Repeat the entire listing exactly.
[BEGIN]
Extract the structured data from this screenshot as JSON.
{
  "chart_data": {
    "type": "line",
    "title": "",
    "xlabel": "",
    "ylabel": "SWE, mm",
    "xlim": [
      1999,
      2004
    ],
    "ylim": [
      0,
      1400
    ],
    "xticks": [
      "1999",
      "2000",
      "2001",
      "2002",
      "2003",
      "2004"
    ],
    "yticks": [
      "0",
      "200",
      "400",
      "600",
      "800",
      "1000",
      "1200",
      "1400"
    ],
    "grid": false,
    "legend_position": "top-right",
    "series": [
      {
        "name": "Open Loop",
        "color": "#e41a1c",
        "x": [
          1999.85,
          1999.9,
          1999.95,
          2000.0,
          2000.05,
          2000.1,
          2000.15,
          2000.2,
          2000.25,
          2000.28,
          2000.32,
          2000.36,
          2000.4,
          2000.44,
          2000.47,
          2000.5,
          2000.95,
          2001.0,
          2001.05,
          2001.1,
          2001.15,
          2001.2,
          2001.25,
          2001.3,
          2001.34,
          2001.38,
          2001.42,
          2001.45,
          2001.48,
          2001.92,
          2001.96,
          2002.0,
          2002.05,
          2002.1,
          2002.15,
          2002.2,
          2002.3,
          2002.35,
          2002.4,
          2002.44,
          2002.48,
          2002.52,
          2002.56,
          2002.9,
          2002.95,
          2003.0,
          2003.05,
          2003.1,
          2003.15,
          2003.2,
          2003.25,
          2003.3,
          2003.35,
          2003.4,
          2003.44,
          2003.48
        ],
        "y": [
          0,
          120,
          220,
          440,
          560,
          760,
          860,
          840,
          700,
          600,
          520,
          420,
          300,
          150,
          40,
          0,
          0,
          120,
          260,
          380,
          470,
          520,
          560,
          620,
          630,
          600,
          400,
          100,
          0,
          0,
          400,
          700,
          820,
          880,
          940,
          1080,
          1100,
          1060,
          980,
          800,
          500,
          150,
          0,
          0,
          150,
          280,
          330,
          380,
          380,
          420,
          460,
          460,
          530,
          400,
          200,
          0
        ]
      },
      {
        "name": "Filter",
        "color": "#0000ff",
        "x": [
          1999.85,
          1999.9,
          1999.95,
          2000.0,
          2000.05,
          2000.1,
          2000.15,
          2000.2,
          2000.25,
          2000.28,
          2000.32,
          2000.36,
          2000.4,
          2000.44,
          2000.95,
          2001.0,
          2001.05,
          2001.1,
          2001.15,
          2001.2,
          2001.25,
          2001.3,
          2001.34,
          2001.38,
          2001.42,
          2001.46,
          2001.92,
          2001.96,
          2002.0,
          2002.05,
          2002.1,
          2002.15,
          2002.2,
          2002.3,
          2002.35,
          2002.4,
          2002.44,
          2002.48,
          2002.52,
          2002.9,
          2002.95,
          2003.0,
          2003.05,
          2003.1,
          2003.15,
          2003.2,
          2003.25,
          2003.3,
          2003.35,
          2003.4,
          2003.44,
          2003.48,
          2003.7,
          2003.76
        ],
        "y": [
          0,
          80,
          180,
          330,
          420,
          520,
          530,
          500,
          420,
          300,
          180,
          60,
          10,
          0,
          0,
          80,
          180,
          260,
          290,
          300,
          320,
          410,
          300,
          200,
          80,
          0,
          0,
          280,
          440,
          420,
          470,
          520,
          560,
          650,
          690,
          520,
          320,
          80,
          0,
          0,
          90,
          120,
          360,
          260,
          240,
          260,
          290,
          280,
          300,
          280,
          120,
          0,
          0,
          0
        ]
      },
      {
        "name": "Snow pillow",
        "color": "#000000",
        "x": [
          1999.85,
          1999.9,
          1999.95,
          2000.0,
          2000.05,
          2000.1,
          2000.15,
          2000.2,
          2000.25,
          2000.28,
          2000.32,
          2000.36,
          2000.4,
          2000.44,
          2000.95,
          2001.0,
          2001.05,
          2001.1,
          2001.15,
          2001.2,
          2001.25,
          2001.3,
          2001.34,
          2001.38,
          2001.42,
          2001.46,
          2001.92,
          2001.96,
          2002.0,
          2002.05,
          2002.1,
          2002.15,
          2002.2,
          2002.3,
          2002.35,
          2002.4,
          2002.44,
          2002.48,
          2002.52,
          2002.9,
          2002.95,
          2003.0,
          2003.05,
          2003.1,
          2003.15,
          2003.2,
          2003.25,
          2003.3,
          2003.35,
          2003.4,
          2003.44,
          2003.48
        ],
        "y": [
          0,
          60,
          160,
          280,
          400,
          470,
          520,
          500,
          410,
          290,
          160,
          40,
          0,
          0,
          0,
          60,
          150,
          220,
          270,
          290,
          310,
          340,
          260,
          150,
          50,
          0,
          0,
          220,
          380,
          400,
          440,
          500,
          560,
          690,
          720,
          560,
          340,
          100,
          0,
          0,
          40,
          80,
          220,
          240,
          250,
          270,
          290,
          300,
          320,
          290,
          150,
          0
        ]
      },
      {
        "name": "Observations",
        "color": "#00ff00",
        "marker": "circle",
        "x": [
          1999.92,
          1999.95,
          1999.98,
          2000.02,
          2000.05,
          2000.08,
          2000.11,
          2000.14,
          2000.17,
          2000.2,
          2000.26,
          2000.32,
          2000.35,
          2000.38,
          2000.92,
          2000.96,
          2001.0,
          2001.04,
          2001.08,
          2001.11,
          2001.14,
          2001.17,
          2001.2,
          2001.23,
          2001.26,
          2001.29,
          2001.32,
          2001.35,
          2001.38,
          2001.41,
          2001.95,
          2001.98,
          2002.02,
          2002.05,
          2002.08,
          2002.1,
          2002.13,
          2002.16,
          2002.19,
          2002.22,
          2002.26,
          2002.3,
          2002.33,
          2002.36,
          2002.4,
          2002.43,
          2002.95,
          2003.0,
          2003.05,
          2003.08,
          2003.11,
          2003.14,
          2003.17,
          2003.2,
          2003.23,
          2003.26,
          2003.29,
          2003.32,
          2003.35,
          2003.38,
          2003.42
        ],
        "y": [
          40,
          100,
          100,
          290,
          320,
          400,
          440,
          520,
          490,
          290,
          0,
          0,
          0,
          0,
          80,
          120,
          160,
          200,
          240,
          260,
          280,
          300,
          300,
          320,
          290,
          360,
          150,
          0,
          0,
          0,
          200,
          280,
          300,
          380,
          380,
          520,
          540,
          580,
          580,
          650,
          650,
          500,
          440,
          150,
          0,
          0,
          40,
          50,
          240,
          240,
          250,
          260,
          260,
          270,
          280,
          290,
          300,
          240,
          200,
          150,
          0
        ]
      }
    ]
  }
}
[END]
Correct output.
Extract the structured data from this screenshot as JSON.
{
  "chart_data": {
    "type": "line",
    "title": "",
    "xlabel": "",
    "ylabel": "SWE, mm",
    "xlim": [
      1999,
      2004
    ],
    "ylim": [
      0,
      1400
    ],
    "xticks": [
      "1999",
      "2000",
      "2001",
      "2002",
      "2003",
      "2004"
    ],
    "yticks": [
      "0",
      "200",
      "400",
      "600",
      "800",
      "1000",
      "1200",
      "1400"
    ],
    "grid": false,
    "legend_position": "top-right",
    "series": [
      {
        "name": "Open Loop",
        "color": "#e41a1c",
        "x": [
          1999.85,
          1999.9,
          1999.95,
          2000.0,
          2000.05,
          2000.1,
          2000.15,
          2000.2,
          2000.25,
          2000.28,
          2000.32,
          2000.36,
          2000.4,
          2000.44,
          2000.47,
          2000.5,
          2000.95,
          2001.0,
          2001.05,
          2001.1,
          2001.15,
          2001.2,
          2001.25,
          2001.3,
          2001.34,
          2001.38,
          2001.42,
          2001.45,
          2001.48,
          2001.92,
          2001.96,
          2002.0,
          2002.05,
          2002.1,
          2002.15,
          2002.2,
          2002.3,
          2002.35,
          2002.4,
          2002.44,
          2002.48,
          2002.52,
          2002.56,
          2002.9,
          2002.95,
          2003.0,
          2003.05,
          2003.1,
          2003.15,
          2003.2,
          2003.25,
          2003.3,
          2003.35,
          2003.4,
          2003.44,
          2003.48
        ],
        "y": [
          0,
          120,
          220,
          440,
          560,
          760,
          860,
          840,
          700,
          600,
          520,
          420,
          300,
          150,
          40,
          0,
          0,
          120,
          260,
          380,
          470,
          520,
          560,
          620,
          630,
          600,
          400,
          100,
          0,
          0,
          400,
          700,
          820,
          880,
          940,
          1080,
          1100,
          1060,
          980,
          800,
          500,
          150,
          0,
          0,
          150,
          280,
          330,
          380,
          380,
          420,
          460,
          460,
          530,
          400,
          200,
          0
        ]
      },
      {
        "name": "Filter",
        "color": "#0000ff",
        "x": [
          1999.85,
          1999.9,
          1999.95,
          2000.0,
          2000.05,
          2000.1,
          2000.15,
          2000.2,
          2000.25,
          2000.28,
          2000.32,
          2000.36,
          2000.4,
          2000.44,
          2000.95,
          2001.0,
          2001.05,
          2001.1,
          2001.15,
          2001.2,
          2001.25,
          2001.3,
          2001.34,
          2001.38,
          2001.42,
          2001.46,
          2001.92,
          2001.96,
          2002.0,
          2002.05,
          2002.1,
          2002.15,
          2002.2,
          2002.3,
          2002.35,
          2002.4,
          2002.44,
          2002.48,
          2002.52,
          2002.9,
          2002.95,
          2003.0,
          2003.05,
          2003.1,
          2003.15,
          2003.2,
          2003.25,
          2003.3,
          2003.35,
          2003.4,
          2003.44,
          2003.48,
          2003.7,
          2003.76
        ],
        "y": [
          0,
          80,
          180,
          330,
          420,
          520,
          530,
          500,
          420,
          300,
          180,
          60,
          10,
          0,
          0,
          80,
          180,
          260,
          290,
          300,
          320,
          410,
          300,
          200,
          80,
          0,
          0,
          280,
          440,
          420,
          470,
          520,
          560,
          650,
          690,
          520,
          320,
          80,
          0,
          0,
          90,
          120,
          360,
          260,
          240,
          260,
          290,
          280,
          300,
          280,
          120,
          0,
          0,
          0
        ]
      },
      {
        "name": "Snow pillow",
        "color": "#000000",
        "x": [
          1999.85,
          1999.9,
          1999.95,
          2000.0,
          2000.05,
          2000.1,
          2000.15,
          2000.2,
          2000.25,
          2000.28,
          2000.32,
          2000.36,
          2000.4,
          2000.44,
          2000.95,
          2001.0,
          2001.05,
          2001.1,
          2001.15,
          2001.2,
          2001.25,
          2001.3,
          2001.34,
          2001.38,
          2001.42,
          2001.46,
          2001.92,
          2001.96,
          2002.0,
          2002.05,
          2002.1,
          2002.15,
          2002.2,
          2002.3,
          2002.35,
          2002.4,
          2002.44,
          2002.48,
          2002.52,
          2002.9,
          2002.95,
          2003.0,
          2003.05,
          2003.1,
          2003.15,
          2003.2,
          2003.25,
          2003.3,
          2003.35,
          2003.4,
          2003.44,
          2003.48
        ],
        "y": [
          0,
          60,
          160,
          280,
          400,
          470,
          520,
          500,
          410,
          290,
          160,
          40,
          0,
          0,
          0,
          60,
          150,
          220,
          270,
          290,
          310,
          340,
          260,
          150,
          50,
          0,
          0,
          220,
          380,
          400,
          440,
          500,
          560,
          690,
          720,
          560,
          340,
          100,
          0,
          0,
          40,
          80,
          220,
          240,
          250,
          270,
          290,
          300,
          320,
          290,
          150,
          0
        ]
      },
      {
        "name": "Observations",
        "color": "#00ff00",
        "marker": "circle",
        "x": [
          1999.92,
          1999.95,
          1999.98,
          2000.02,
          2000.05,
          2000.08,
          2000.11,
          2000.14,
          2000.17,
          2000.2,
          2000.26,
          2000.32,
          2000.35,
          2000.38,
          2000.92,
          2000.96,
          2001.0,
          2001.04,
          2001.08,
          2001.11,
          2001.14,
          2001.17,
          2001.2,
          2001.23,
          2001.26,
          2001.29,
          2001.32,
          2001.35,
          2001.38,
          2001.41,
          2001.95,
          2001.98,
          2002.02,
          2002.05,
          2002.08,
          2002.1,
          2002.13,
          2002.16,
          2002.19,
          2002.22,
          2002.26,
          2002.3,
          2002.33,
          2002.36,
          2002.4,
          2002.43,
          2002.95,
          2003.0,
          2003.05,
          2003.08,
          2003.11,
          2003.14,
          2003.17,
          2003.2,
          2003.23,
          2003.26,
          2003.29,
          2003.32,
          2003.35,
          2003.38,
          2003.42
        ],
        "y": [
          40,
          100,
          100,
          290,
          320,
          400,
          440,
          520,
          490,
          290,
          0,
          0,
          0,
          0,
          80,
          120,
          160,
          200,
          240,
          260,
          280,
          300,
          300,
          320,
          290,
          360,
          150,
          0,
          0,
          0,
          200,
          280,
          300,
          380,
          380,
          520,
          540,
          580,
          580,
          650,
          650,
          500,
          440,
          150,
          0,
          0,
          40,
          50,
          240,
          240,
          250,
          260,
          260,
          270,
          280,
          290,
          300,
          240,
          200,
          150,
          0
        ]
      }
    ]
  }
}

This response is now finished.